● **Problem**
Transcribe every entry word for word, but skip the images.

● **Records to use**
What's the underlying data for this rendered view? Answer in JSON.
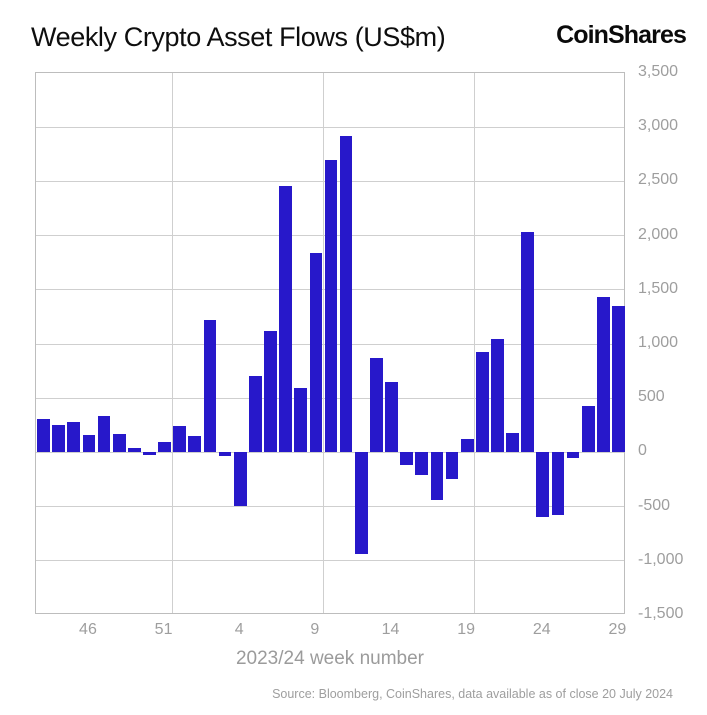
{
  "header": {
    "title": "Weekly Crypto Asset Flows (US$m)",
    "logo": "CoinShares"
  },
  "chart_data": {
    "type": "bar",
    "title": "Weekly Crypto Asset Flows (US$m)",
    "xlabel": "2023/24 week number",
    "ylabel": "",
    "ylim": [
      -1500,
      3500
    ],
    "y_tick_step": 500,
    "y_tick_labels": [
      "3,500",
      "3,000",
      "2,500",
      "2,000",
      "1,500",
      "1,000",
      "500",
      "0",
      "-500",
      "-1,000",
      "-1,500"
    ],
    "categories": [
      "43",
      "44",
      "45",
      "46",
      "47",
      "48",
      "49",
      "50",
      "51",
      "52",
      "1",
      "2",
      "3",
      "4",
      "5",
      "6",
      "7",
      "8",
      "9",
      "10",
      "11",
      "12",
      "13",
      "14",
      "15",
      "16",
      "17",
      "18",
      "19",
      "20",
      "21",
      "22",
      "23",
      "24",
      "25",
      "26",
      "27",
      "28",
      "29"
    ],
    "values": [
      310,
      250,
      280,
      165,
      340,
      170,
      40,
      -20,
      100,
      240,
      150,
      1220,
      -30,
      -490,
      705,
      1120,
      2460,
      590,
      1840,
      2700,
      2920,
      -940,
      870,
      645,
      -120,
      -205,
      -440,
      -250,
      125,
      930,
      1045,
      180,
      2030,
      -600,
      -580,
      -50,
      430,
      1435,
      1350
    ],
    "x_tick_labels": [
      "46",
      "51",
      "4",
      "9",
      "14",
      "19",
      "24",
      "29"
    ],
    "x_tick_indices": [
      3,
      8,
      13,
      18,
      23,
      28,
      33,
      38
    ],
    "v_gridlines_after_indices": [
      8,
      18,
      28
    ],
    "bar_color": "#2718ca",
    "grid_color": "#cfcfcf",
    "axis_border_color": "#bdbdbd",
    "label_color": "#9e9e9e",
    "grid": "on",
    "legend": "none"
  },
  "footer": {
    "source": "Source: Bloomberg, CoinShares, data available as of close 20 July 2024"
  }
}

● **Reply**
What's the underlying data for this rendered view? Answer in JSON.
{
  "header": {
    "title": "Weekly Crypto Asset Flows (US$m)",
    "logo": "CoinShares"
  },
  "chart_data": {
    "type": "bar",
    "title": "Weekly Crypto Asset Flows (US$m)",
    "xlabel": "2023/24 week number",
    "ylabel": "",
    "ylim": [
      -1500,
      3500
    ],
    "y_tick_step": 500,
    "y_tick_labels": [
      "3,500",
      "3,000",
      "2,500",
      "2,000",
      "1,500",
      "1,000",
      "500",
      "0",
      "-500",
      "-1,000",
      "-1,500"
    ],
    "categories": [
      "43",
      "44",
      "45",
      "46",
      "47",
      "48",
      "49",
      "50",
      "51",
      "52",
      "1",
      "2",
      "3",
      "4",
      "5",
      "6",
      "7",
      "8",
      "9",
      "10",
      "11",
      "12",
      "13",
      "14",
      "15",
      "16",
      "17",
      "18",
      "19",
      "20",
      "21",
      "22",
      "23",
      "24",
      "25",
      "26",
      "27",
      "28",
      "29"
    ],
    "values": [
      310,
      250,
      280,
      165,
      340,
      170,
      40,
      -20,
      100,
      240,
      150,
      1220,
      -30,
      -490,
      705,
      1120,
      2460,
      590,
      1840,
      2700,
      2920,
      -940,
      870,
      645,
      -120,
      -205,
      -440,
      -250,
      125,
      930,
      1045,
      180,
      2030,
      -600,
      -580,
      -50,
      430,
      1435,
      1350
    ],
    "x_tick_labels": [
      "46",
      "51",
      "4",
      "9",
      "14",
      "19",
      "24",
      "29"
    ],
    "x_tick_indices": [
      3,
      8,
      13,
      18,
      23,
      28,
      33,
      38
    ],
    "v_gridlines_after_indices": [
      8,
      18,
      28
    ],
    "bar_color": "#2718ca",
    "grid_color": "#cfcfcf",
    "axis_border_color": "#bdbdbd",
    "label_color": "#9e9e9e",
    "grid": "on",
    "legend": "none"
  },
  "footer": {
    "source": "Source: Bloomberg, CoinShares, data available as of close 20 July 2024"
  }
}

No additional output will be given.